[Extracted data entries]
------------------------------------------------------------

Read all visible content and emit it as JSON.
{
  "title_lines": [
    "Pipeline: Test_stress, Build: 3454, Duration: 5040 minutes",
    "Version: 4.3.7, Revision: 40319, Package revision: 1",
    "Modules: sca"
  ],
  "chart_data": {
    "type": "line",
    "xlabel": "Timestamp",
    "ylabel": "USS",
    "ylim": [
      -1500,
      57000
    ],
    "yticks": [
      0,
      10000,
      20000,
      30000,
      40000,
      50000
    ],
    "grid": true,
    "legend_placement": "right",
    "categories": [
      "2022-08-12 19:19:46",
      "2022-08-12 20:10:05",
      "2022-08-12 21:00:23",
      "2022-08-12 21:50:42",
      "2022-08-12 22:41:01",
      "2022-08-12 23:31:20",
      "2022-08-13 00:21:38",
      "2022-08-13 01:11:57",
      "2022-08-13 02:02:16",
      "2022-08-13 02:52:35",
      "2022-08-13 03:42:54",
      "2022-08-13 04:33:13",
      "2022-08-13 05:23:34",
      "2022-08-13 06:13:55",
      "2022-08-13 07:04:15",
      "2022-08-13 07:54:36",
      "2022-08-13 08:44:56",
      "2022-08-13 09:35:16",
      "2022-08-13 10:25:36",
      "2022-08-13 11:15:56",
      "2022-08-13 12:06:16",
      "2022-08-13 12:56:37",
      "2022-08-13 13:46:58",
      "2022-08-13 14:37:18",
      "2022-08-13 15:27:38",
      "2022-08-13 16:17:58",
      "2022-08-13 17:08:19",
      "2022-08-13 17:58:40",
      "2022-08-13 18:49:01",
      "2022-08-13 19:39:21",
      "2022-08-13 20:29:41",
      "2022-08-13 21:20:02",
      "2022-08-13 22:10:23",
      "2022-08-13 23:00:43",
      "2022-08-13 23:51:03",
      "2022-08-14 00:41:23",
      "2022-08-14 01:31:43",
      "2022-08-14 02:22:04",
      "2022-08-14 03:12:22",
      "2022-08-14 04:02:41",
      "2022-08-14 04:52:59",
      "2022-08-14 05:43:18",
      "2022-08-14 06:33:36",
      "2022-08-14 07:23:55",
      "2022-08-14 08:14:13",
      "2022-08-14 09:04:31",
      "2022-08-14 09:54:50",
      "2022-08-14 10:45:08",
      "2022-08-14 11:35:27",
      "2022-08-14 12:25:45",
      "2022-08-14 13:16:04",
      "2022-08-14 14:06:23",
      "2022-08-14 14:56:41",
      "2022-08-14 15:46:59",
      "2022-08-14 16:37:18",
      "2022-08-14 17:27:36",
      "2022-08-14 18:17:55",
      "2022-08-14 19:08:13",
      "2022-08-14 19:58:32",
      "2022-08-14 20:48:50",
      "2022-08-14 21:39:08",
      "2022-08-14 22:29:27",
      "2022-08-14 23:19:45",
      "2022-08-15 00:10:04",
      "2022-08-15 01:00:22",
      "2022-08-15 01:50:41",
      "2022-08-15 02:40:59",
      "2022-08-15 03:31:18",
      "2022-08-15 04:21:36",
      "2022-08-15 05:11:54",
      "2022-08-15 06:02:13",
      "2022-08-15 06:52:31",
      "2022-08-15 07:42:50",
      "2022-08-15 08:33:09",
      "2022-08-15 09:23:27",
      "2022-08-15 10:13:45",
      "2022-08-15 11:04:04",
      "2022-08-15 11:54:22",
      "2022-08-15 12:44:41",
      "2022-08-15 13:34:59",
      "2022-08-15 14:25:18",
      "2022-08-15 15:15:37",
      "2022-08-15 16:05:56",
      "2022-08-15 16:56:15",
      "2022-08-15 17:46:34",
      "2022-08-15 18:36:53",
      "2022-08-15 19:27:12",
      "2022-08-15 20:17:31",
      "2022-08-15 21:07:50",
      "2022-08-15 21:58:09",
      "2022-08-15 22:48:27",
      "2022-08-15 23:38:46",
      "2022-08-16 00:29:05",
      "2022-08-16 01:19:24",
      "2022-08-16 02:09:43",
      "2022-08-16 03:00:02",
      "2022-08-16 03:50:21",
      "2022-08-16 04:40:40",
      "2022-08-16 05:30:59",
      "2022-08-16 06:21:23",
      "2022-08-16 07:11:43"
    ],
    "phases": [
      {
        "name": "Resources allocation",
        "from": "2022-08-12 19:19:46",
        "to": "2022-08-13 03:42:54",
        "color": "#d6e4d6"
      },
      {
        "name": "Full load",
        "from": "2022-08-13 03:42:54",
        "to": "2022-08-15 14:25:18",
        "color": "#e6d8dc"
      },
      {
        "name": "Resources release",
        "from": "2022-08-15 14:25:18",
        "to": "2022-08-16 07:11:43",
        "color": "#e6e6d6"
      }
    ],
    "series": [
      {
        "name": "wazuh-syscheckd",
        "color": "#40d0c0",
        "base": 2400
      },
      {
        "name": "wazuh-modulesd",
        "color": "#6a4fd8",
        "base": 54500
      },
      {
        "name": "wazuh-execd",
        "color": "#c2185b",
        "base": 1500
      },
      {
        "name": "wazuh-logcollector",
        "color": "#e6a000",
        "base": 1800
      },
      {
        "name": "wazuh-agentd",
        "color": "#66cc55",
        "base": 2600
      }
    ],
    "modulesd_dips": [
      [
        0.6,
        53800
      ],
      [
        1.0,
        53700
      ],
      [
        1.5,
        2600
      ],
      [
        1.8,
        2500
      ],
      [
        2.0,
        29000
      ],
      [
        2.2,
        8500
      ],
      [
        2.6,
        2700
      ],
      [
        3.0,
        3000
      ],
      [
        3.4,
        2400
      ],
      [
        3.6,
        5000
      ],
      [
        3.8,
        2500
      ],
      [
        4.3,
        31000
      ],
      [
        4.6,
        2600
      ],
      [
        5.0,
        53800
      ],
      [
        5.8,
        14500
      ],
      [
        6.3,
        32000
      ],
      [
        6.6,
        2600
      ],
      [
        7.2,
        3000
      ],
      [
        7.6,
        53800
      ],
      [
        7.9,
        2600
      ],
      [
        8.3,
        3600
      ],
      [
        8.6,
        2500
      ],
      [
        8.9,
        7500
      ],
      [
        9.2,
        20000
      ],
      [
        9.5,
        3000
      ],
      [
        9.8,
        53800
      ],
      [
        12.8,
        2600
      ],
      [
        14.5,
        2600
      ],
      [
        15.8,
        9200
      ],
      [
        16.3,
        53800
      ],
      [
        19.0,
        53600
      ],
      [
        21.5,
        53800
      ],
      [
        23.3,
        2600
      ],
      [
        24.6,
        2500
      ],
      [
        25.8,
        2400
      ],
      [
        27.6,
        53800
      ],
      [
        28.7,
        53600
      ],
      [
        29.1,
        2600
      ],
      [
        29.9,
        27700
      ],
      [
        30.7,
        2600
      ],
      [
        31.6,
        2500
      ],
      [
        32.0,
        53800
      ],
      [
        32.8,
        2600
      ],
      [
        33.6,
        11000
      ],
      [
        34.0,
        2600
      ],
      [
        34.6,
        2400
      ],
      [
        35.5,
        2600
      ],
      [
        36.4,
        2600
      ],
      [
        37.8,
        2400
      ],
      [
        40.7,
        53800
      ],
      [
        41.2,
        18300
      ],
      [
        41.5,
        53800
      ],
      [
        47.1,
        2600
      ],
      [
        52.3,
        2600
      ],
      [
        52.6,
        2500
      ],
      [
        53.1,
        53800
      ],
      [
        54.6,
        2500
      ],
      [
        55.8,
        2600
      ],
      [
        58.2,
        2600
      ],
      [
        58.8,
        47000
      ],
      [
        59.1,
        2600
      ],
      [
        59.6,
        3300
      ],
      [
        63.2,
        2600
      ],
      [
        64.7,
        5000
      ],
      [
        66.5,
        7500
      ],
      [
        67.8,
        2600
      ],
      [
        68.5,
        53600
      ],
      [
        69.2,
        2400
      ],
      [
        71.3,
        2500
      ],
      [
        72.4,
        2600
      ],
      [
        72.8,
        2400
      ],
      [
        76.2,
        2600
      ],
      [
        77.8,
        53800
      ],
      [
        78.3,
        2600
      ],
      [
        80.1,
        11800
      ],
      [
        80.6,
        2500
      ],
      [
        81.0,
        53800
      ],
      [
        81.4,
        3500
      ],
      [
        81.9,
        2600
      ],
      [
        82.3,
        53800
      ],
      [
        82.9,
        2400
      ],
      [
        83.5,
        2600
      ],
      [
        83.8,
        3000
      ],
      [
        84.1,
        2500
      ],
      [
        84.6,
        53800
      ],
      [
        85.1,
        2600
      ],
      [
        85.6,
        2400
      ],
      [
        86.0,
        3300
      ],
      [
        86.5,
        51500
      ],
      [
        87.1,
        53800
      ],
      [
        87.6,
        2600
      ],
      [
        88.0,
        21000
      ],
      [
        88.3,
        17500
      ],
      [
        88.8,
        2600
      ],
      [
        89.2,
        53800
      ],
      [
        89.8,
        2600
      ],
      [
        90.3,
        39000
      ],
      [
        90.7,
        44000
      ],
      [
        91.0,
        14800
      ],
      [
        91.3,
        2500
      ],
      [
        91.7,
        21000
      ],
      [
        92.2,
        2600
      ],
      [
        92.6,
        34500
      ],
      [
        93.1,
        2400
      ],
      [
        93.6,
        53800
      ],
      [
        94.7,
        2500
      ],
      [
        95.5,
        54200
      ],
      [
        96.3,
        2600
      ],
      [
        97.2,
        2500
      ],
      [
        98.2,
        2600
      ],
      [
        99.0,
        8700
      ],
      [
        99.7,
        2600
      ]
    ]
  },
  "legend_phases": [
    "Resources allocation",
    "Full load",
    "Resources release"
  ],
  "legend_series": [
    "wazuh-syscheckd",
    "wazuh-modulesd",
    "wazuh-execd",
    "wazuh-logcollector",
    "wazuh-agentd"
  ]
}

------------------------------------------------------------

TASK INSTRUCTIONS - Where a line in the entries holds "syscheckd", copy that line.

EXPECTED ANSWER -
        "name": "wazuh-syscheckd",
    "wazuh-syscheckd",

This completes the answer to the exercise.